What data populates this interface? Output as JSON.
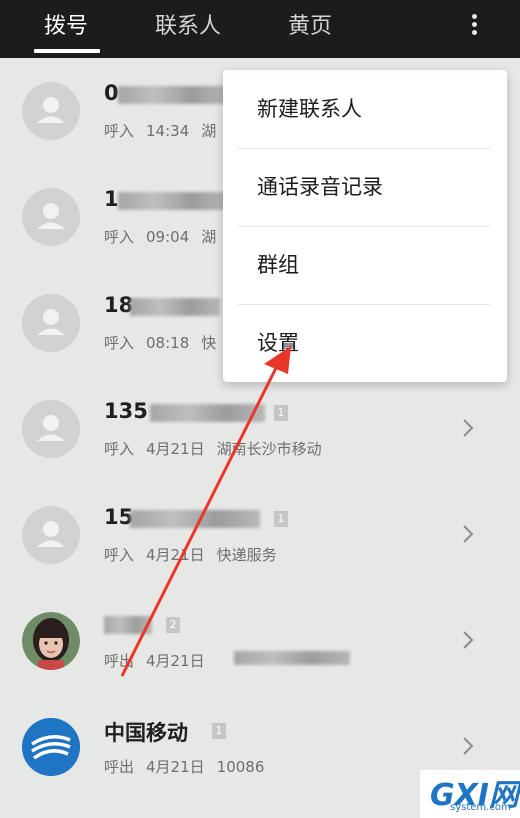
{
  "tabs": [
    {
      "label": "拨号"
    },
    {
      "label": "联系人"
    },
    {
      "label": "黄页"
    }
  ],
  "menu": {
    "items": [
      {
        "label": "新建联系人"
      },
      {
        "label": "通话录音记录"
      },
      {
        "label": "群组"
      },
      {
        "label": "设置"
      }
    ]
  },
  "calls": [
    {
      "name": "0",
      "sim": "",
      "type": "呼入",
      "time": "14:34",
      "location": "湖"
    },
    {
      "name": "1",
      "sim": "",
      "type": "呼入",
      "time": "09:04",
      "location": "湖"
    },
    {
      "name": "18",
      "sim": "",
      "type": "呼入",
      "time": "08:18",
      "location": "快"
    },
    {
      "name": "135",
      "sim": "1",
      "type": "呼入",
      "time": "4月21日",
      "location": "湖南长沙市移动"
    },
    {
      "name": "15",
      "sim": "1",
      "type": "呼入",
      "time": "4月21日",
      "location": "快递服务"
    },
    {
      "name": "",
      "sim": "2",
      "type": "呼出",
      "time": "4月21日",
      "location": ""
    },
    {
      "name": "中国移动",
      "sim": "1",
      "type": "呼出",
      "time": "4月21日",
      "location": "10086"
    }
  ],
  "watermark": {
    "big": "GXI网",
    "small": "system.com"
  },
  "colors": {
    "topbar": "#1c1c1c",
    "background": "#e6e8e6",
    "arrow": "#e8362a",
    "brand": "#1f74c4"
  }
}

» Given task
Locate the word "label" in the entries, and copy every line where it is found.

» Response to the exercise
      "label": "拨号"
      "label": "联系人"
      "label": "黄页"
        "label": "新建联系人"
        "label": "通话录音记录"
        "label": "群组"
        "label": "设置"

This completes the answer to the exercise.